The task
Repeat the lines below exactly as they appear, but leave out the images.

---+---

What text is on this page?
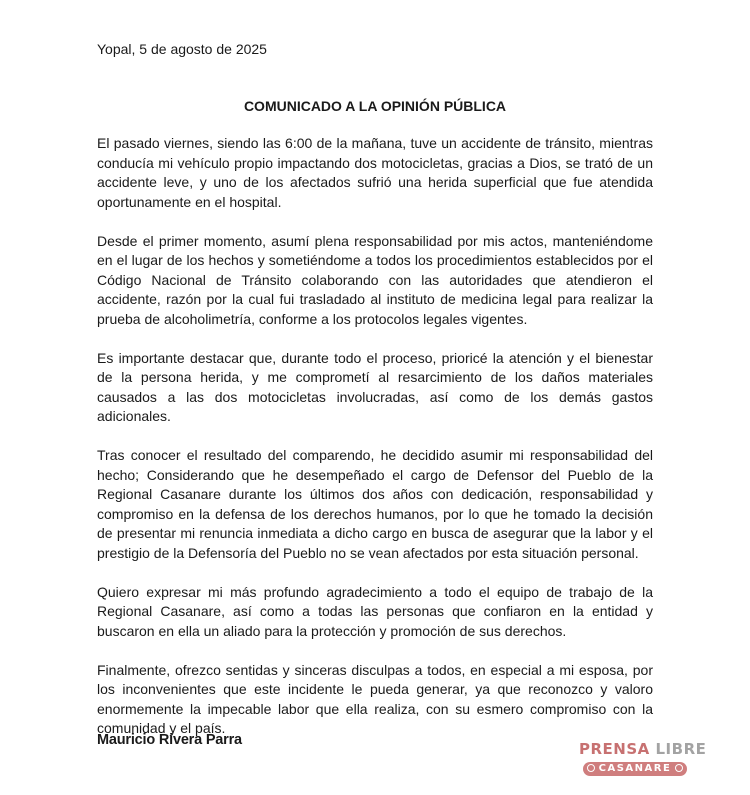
Yopal, 5 de agosto de 2025
COMUNICADO A LA OPINIÓN PÚBLICA

El pasado viernes, siendo las 6:00 de la mañana, tuve un accidente de tránsito, mientras conducía mi vehículo propio impactando dos motocicletas, gracias a Dios, se trató de un accidente leve, y uno de los afectados sufrió una herida superficial que fue atendida oportunamente en el hospital.

Desde el primer momento, asumí plena responsabilidad por mis actos, manteniéndome en el lugar de los hechos y sometiéndome a todos los procedimientos establecidos por el Código Nacional de Tránsito colaborando con las autoridades que atendieron el accidente, razón por la cual fui trasladado al instituto de medicina legal para realizar la prueba de alcoholimetría, conforme a los protocolos legales vigentes.

Es importante destacar que, durante todo el proceso, prioricé la atención y el bienestar de la persona herida, y me comprometí al resarcimiento de los daños materiales causados a las dos motocicletas involucradas, así como de los demás gastos adicionales.

Tras conocer el resultado del comparendo, he decidido asumir mi responsabilidad del hecho; Considerando que he desempeñado el cargo de Defensor del Pueblo de la Regional Casanare durante los últimos dos años con dedicación, responsabilidad y compromiso en la defensa de los derechos humanos, por lo que he tomado la decisión de presentar mi renuncia inmediata a dicho cargo en busca de asegurar que la labor y el prestigio de la Defensoría del Pueblo no se vean afectados por esta situación personal.

Quiero expresar mi más profundo agradecimiento a todo el equipo de trabajo de la Regional Casanare, así como a todas las personas que confiaron en la entidad y buscaron en ella un aliado para la protección y promoción de sus derechos.

Finalmente, ofrezco sentidas y sinceras disculpas a todos, en especial a mi esposa, por los inconvenientes que este incidente le pueda generar, ya que reconozco y valoro enormemente la impecable labor que ella realiza, con su esmero compromiso con la comunidad y el país.

Mauricio Rivera Parra	PRENSA LIBRE
CASANARE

---+---

Response to the exercise
What text is on this page?
Yopal, 5 de agosto de 2025
COMUNICADO A LA OPINIÓN PÚBLICA

El pasado viernes, siendo las 6:00 de la mañana, tuve un accidente de tránsito, mientras conducía mi vehículo propio impactando dos motocicletas, gracias a Dios, se trató de un accidente leve, y uno de los afectados sufrió una herida superficial que fue atendida oportunamente en el hospital.

Desde el primer momento, asumí plena responsabilidad por mis actos, manteniéndome en el lugar de los hechos y sometiéndome a todos los procedimientos establecidos por el Código Nacional de Tránsito colaborando con las autoridades que atendieron el accidente, razón por la cual fui trasladado al instituto de medicina legal para realizar la prueba de alcoholimetría, conforme a los protocolos legales vigentes.

Es importante destacar que, durante todo el proceso, prioricé la atención y el bienestar de la persona herida, y me comprometí al resarcimiento de los daños materiales causados a las dos motocicletas involucradas, así como de los demás gastos adicionales.

Tras conocer el resultado del comparendo, he decidido asumir mi responsabilidad del hecho; Considerando que he desempeñado el cargo de Defensor del Pueblo de la Regional Casanare durante los últimos dos años con dedicación, responsabilidad y compromiso en la defensa de los derechos humanos, por lo que he tomado la decisión de presentar mi renuncia inmediata a dicho cargo en busca de asegurar que la labor y el prestigio de la Defensoría del Pueblo no se vean afectados por esta situación personal.

Quiero expresar mi más profundo agradecimiento a todo el equipo de trabajo de la Regional Casanare, así como a todas las personas que confiaron en la entidad y buscaron en ella un aliado para la protección y promoción de sus derechos.

Finalmente, ofrezco sentidas y sinceras disculpas a todos, en especial a mi esposa, por los inconvenientes que este incidente le pueda generar, ya que reconozco y valoro enormemente la impecable labor que ella realiza, con su esmero compromiso con la comunidad y el país.

Mauricio Rivera Parra	PRENSA LIBRE
CASANARE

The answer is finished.